Problem description> Can you copy out the data exactly? Leave the images out.

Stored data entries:
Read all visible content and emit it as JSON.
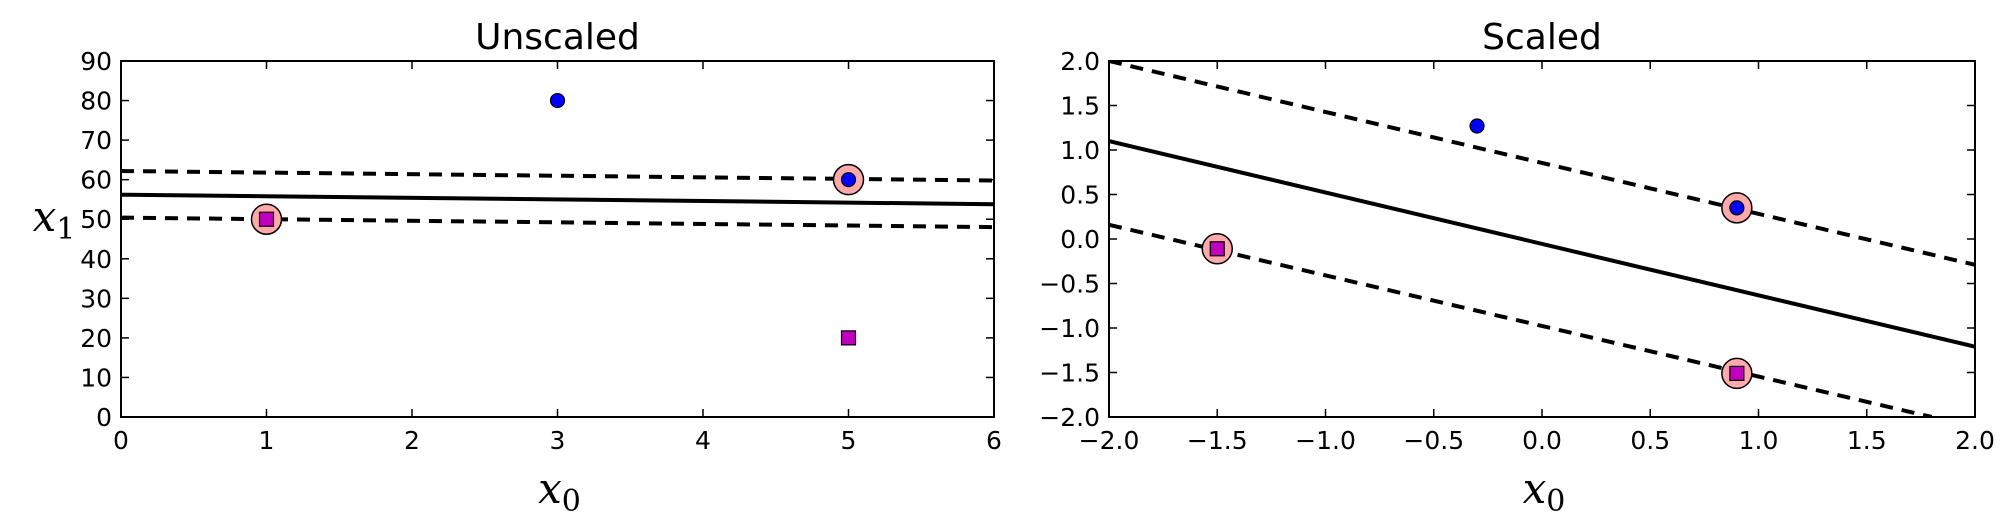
{
  "colors": {
    "class_positive": "#0000ff",
    "class_negative": "#bf00bf",
    "support_vector_fill": "#ffaaaa",
    "boundary": "#000000"
  },
  "chart_data": [
    {
      "type": "scatter",
      "title": "Unscaled",
      "xlabel": "x0",
      "ylabel": "x1",
      "xlim": [
        0,
        6
      ],
      "ylim": [
        0,
        90
      ],
      "xticks": [
        0,
        1,
        2,
        3,
        4,
        5,
        6
      ],
      "yticks": [
        0,
        10,
        20,
        30,
        40,
        50,
        60,
        70,
        80,
        90
      ],
      "xtick_labels": [
        "0",
        "1",
        "2",
        "3",
        "4",
        "5",
        "6"
      ],
      "ytick_labels": [
        "0",
        "10",
        "20",
        "30",
        "40",
        "50",
        "60",
        "70",
        "80",
        "90"
      ],
      "grid": false,
      "points": [
        {
          "x": 1,
          "y": 50,
          "class": 0,
          "marker": "square"
        },
        {
          "x": 5,
          "y": 20,
          "class": 0,
          "marker": "square"
        },
        {
          "x": 3,
          "y": 80,
          "class": 1,
          "marker": "circle"
        },
        {
          "x": 5,
          "y": 60,
          "class": 1,
          "marker": "circle"
        }
      ],
      "support_vectors": [
        {
          "x": 1,
          "y": 50
        },
        {
          "x": 5,
          "y": 60
        }
      ],
      "lines": [
        {
          "style": "solid",
          "points": [
            [
              0,
              56.2
            ],
            [
              6,
              53.8
            ]
          ]
        },
        {
          "style": "dashed",
          "points": [
            [
              0,
              62.2
            ],
            [
              6,
              59.8
            ]
          ]
        },
        {
          "style": "dashed",
          "points": [
            [
              0,
              50.4
            ],
            [
              6,
              48.0
            ]
          ]
        }
      ]
    },
    {
      "type": "scatter",
      "title": "Scaled",
      "xlabel": "x0",
      "ylabel": "",
      "xlim": [
        -2.0,
        2.0
      ],
      "ylim": [
        -2.0,
        2.0
      ],
      "xticks": [
        -2.0,
        -1.5,
        -1.0,
        -0.5,
        0.0,
        0.5,
        1.0,
        1.5,
        2.0
      ],
      "yticks": [
        -2.0,
        -1.5,
        -1.0,
        -0.5,
        0.0,
        0.5,
        1.0,
        1.5,
        2.0
      ],
      "xtick_labels": [
        "−2.0",
        "−1.5",
        "−1.0",
        "−0.5",
        "0.0",
        "0.5",
        "1.0",
        "1.5",
        "2.0"
      ],
      "ytick_labels": [
        "−2.0",
        "−1.5",
        "−1.0",
        "−0.5",
        "0.0",
        "0.5",
        "1.0",
        "1.5",
        "2.0"
      ],
      "grid": false,
      "points": [
        {
          "x": -1.5,
          "y": -0.11,
          "class": 0,
          "marker": "square"
        },
        {
          "x": 0.9,
          "y": -1.51,
          "class": 0,
          "marker": "square"
        },
        {
          "x": -0.3,
          "y": 1.27,
          "class": 1,
          "marker": "circle"
        },
        {
          "x": 0.9,
          "y": 0.35,
          "class": 1,
          "marker": "circle"
        }
      ],
      "support_vectors": [
        {
          "x": -1.5,
          "y": -0.11
        },
        {
          "x": 0.9,
          "y": -1.51
        },
        {
          "x": 0.9,
          "y": 0.35
        }
      ],
      "lines": [
        {
          "style": "solid",
          "points": [
            [
              -2.0,
              1.1
            ],
            [
              2.0,
              -1.21
            ]
          ]
        },
        {
          "style": "dashed",
          "points": [
            [
              -2.0,
              2.0
            ],
            [
              2.0,
              -0.29
            ]
          ]
        },
        {
          "style": "dashed",
          "points": [
            [
              -2.0,
              0.16
            ],
            [
              1.8,
              -2.0
            ]
          ]
        }
      ]
    }
  ]
}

Solution below>
Read all visible content and emit it as JSON.
{
  "colors": {
    "class_positive": "#0000ff",
    "class_negative": "#bf00bf",
    "support_vector_fill": "#ffaaaa",
    "boundary": "#000000"
  },
  "chart_data": [
    {
      "type": "scatter",
      "title": "Unscaled",
      "xlabel": "x0",
      "ylabel": "x1",
      "xlim": [
        0,
        6
      ],
      "ylim": [
        0,
        90
      ],
      "xticks": [
        0,
        1,
        2,
        3,
        4,
        5,
        6
      ],
      "yticks": [
        0,
        10,
        20,
        30,
        40,
        50,
        60,
        70,
        80,
        90
      ],
      "xtick_labels": [
        "0",
        "1",
        "2",
        "3",
        "4",
        "5",
        "6"
      ],
      "ytick_labels": [
        "0",
        "10",
        "20",
        "30",
        "40",
        "50",
        "60",
        "70",
        "80",
        "90"
      ],
      "grid": false,
      "points": [
        {
          "x": 1,
          "y": 50,
          "class": 0,
          "marker": "square"
        },
        {
          "x": 5,
          "y": 20,
          "class": 0,
          "marker": "square"
        },
        {
          "x": 3,
          "y": 80,
          "class": 1,
          "marker": "circle"
        },
        {
          "x": 5,
          "y": 60,
          "class": 1,
          "marker": "circle"
        }
      ],
      "support_vectors": [
        {
          "x": 1,
          "y": 50
        },
        {
          "x": 5,
          "y": 60
        }
      ],
      "lines": [
        {
          "style": "solid",
          "points": [
            [
              0,
              56.2
            ],
            [
              6,
              53.8
            ]
          ]
        },
        {
          "style": "dashed",
          "points": [
            [
              0,
              62.2
            ],
            [
              6,
              59.8
            ]
          ]
        },
        {
          "style": "dashed",
          "points": [
            [
              0,
              50.4
            ],
            [
              6,
              48.0
            ]
          ]
        }
      ]
    },
    {
      "type": "scatter",
      "title": "Scaled",
      "xlabel": "x0",
      "ylabel": "",
      "xlim": [
        -2.0,
        2.0
      ],
      "ylim": [
        -2.0,
        2.0
      ],
      "xticks": [
        -2.0,
        -1.5,
        -1.0,
        -0.5,
        0.0,
        0.5,
        1.0,
        1.5,
        2.0
      ],
      "yticks": [
        -2.0,
        -1.5,
        -1.0,
        -0.5,
        0.0,
        0.5,
        1.0,
        1.5,
        2.0
      ],
      "xtick_labels": [
        "−2.0",
        "−1.5",
        "−1.0",
        "−0.5",
        "0.0",
        "0.5",
        "1.0",
        "1.5",
        "2.0"
      ],
      "ytick_labels": [
        "−2.0",
        "−1.5",
        "−1.0",
        "−0.5",
        "0.0",
        "0.5",
        "1.0",
        "1.5",
        "2.0"
      ],
      "grid": false,
      "points": [
        {
          "x": -1.5,
          "y": -0.11,
          "class": 0,
          "marker": "square"
        },
        {
          "x": 0.9,
          "y": -1.51,
          "class": 0,
          "marker": "square"
        },
        {
          "x": -0.3,
          "y": 1.27,
          "class": 1,
          "marker": "circle"
        },
        {
          "x": 0.9,
          "y": 0.35,
          "class": 1,
          "marker": "circle"
        }
      ],
      "support_vectors": [
        {
          "x": -1.5,
          "y": -0.11
        },
        {
          "x": 0.9,
          "y": -1.51
        },
        {
          "x": 0.9,
          "y": 0.35
        }
      ],
      "lines": [
        {
          "style": "solid",
          "points": [
            [
              -2.0,
              1.1
            ],
            [
              2.0,
              -1.21
            ]
          ]
        },
        {
          "style": "dashed",
          "points": [
            [
              -2.0,
              2.0
            ],
            [
              2.0,
              -0.29
            ]
          ]
        },
        {
          "style": "dashed",
          "points": [
            [
              -2.0,
              0.16
            ],
            [
              1.8,
              -2.0
            ]
          ]
        }
      ]
    }
  ]
}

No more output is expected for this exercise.